_Aufgabe_:
Schreib den ganzen Text über Antiziganismus Wort für Wort ab.

Die in Frankfurt bekannt gewordenen neonazistischen Aktivitäten von Polizeibeamten des 1. Reviers sind Anzeichen dafür, wie groß die Grauzone ist. Die Nachfragen des Förderverein Roma wegen den beiden Brandanschlägen im Jahr 2016 auf Roma wird regelhaft mit der Floskel keine neuen Erkenntnisse beantwortet werden. Das Monitoring Antiziganimus aus dem Jahr 2020 des Zentralrats der deutschen Sinti und Roma stellt fest: „Oft werden mögliche rassistische und speziell antiziganistische Motive in polizeilichen Ermittlungen ignoriert. Dies war auch in München 2016 der Fall, als ein 18-jähriger Schüler im Zuge eines Amoklaufes neun Menschen tötete. Unter den Opfern waren ein Sinto und zwei kosovarische Roma. Obwohl fast alle Opfer einen Minderheitenhintergrund hatten und die Staatsanwaltschaft und das LKA Bayern die rechtsextreme Gesinnung des Attentäters erkannten, wurde diese Tat zuerst nicht als rassistische Hasskriminalität eingestuft, weil der Täter sich in psychiatrischer Behandlung befand. Erst Anfang 2018 stufte das Landgericht München den Anschlag als rechtsextreme Tat ein, und erst im Oktober 2019 stellten dann auch die Ermittlungsbehörden und der bayrische Verfassungsschutz fest, dass es gerechtfertigt sein, von einer politischen, rechtsradikalen Motivation zu sprechen. Die Volksverhetzung ist eine der am häufigsten verübten Straftaten im Bereich Antiziganismus. Von 41 verübten antiziganistischen Delikten im Jahr 2017 waren 17 Straftaten der Volksverhetzung zuzuordnen.“
Juden, Roma und Sinti und Muslime nehmen in der Missachtungsskala Spitzenplätze ein. Das ist nicht neu. Neu ist auch nicht die kontinuierliche Ablehnung, die sich durch alle politischen Lager zieht und die ihre einflussreichste Anhängerschaft in der konservativen und reaktionären Mitte hat. Neu ist die nach oben offene Steigerungsrate.

_Vorliegende Datensätze_:
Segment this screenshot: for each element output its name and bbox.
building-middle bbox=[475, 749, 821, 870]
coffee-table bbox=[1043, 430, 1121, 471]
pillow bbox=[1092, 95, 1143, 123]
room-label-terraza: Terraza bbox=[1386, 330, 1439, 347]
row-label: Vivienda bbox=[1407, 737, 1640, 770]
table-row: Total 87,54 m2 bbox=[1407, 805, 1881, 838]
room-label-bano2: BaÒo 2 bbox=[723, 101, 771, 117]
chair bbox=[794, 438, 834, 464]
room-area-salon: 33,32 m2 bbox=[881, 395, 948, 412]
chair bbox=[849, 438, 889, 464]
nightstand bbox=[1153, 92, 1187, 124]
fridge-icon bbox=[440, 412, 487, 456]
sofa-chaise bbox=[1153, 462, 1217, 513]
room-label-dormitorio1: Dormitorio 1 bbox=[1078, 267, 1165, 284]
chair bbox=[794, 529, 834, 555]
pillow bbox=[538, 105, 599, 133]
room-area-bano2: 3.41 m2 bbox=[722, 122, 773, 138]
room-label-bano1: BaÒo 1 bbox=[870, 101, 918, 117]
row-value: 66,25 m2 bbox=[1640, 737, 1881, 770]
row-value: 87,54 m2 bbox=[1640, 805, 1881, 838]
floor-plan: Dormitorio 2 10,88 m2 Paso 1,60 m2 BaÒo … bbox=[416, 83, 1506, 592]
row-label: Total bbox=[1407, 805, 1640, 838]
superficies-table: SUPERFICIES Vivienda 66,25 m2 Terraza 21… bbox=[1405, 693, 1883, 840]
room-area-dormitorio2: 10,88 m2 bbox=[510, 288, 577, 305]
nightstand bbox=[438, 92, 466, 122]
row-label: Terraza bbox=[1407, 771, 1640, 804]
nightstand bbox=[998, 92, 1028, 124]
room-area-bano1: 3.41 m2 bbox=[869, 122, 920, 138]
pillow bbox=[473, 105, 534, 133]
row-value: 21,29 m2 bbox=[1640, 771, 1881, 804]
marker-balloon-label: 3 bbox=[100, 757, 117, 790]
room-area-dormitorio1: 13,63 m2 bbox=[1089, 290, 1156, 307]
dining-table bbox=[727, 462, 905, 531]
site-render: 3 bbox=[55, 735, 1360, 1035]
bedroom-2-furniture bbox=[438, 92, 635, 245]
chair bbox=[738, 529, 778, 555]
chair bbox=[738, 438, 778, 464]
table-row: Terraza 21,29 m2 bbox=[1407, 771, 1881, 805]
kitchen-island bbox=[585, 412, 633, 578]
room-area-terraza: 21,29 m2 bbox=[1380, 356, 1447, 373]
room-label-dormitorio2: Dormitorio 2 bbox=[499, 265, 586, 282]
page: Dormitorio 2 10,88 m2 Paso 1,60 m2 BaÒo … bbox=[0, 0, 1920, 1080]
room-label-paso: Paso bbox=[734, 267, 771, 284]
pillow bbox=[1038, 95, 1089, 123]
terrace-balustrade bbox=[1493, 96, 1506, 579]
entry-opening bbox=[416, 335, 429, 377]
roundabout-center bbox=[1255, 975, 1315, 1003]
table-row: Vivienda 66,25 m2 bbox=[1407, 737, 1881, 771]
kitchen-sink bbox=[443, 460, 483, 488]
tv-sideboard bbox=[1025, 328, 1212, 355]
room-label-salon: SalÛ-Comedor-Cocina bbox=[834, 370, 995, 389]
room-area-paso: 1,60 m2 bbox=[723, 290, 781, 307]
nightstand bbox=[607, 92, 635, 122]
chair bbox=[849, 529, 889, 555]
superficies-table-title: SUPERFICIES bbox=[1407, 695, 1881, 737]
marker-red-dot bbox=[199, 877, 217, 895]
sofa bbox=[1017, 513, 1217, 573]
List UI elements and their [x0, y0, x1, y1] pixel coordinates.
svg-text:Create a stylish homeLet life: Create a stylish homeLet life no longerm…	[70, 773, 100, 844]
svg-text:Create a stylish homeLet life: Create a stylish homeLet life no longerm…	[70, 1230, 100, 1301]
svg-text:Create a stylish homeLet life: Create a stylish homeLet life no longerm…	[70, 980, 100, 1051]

_Erwartete Antwort_:
Die in Frankfurt bekannt gewordenen neonazistischen Aktivitäten von Polizeibeamten des 1. Reviers sind Anzeichen dafür, wie groß die Grauzone ist. Die Nachfragen des Förderverein Roma wegen den beiden Brandanschlägen im Jahr 2016 auf Roma wird regelhaft mit der Floskel keine neuen Erkenntnisse beantwortet werden. Das Monitoring Antiziganimus aus dem Jahr 2020 des Zentralrats der deutschen Sinti und Roma stellt fest: „Oft werden mögliche rassistische und speziell antiziganistische Motive in polizeilichen Ermittlungen ignoriert. Dies war auch in München 2016 der Fall, als ein 18-jähriger Schüler im Zuge eines Amoklaufes neun Menschen tötete. Unter den Opfern waren ein Sinto und zwei kosovarische Roma. Obwohl fast alle Opfer einen Minderheitenhintergrund hatten und die Staatsanwaltschaft und das LKA Bayern die rechtsextreme Gesinnung des Attentäters erkannten, wurde diese Tat zuerst nicht als rassistische Hasskriminalität eingestuft, weil der Täter sich in psychiatrischer Behandlung befand. Erst Anfang 2018 stufte das Landgericht München den Anschlag als rechtsextreme Tat ein, und erst im Oktober 2019 stellten dann auch die Ermittlungsbehörden und der bayrische Verfassungsschutz fest, dass es gerechtfertigt sein, von einer politischen, rechtsradikalen Motivation zu sprechen. Die Volksverhetzung ist eine der am häufigsten verübten Straftaten im Bereich Antiziganismus. Von 41 verübten antiziganistischen Delikten im Jahr 2017 waren 17 Straftaten der Volksverhetzung zuzuordnen.“
Juden, Roma und Sinti und Muslime nehmen in der Missachtungsskala Spitzenplätze ein. Das ist nicht neu. Neu ist auch nicht die kontinuierliche Ablehnung, die sich durch alle politischen Lager zieht und die ihre einflussreichste Anhängerschaft in der konservativen und reaktionären Mitte hat. Neu ist die nach oben offene Steigerungsrate.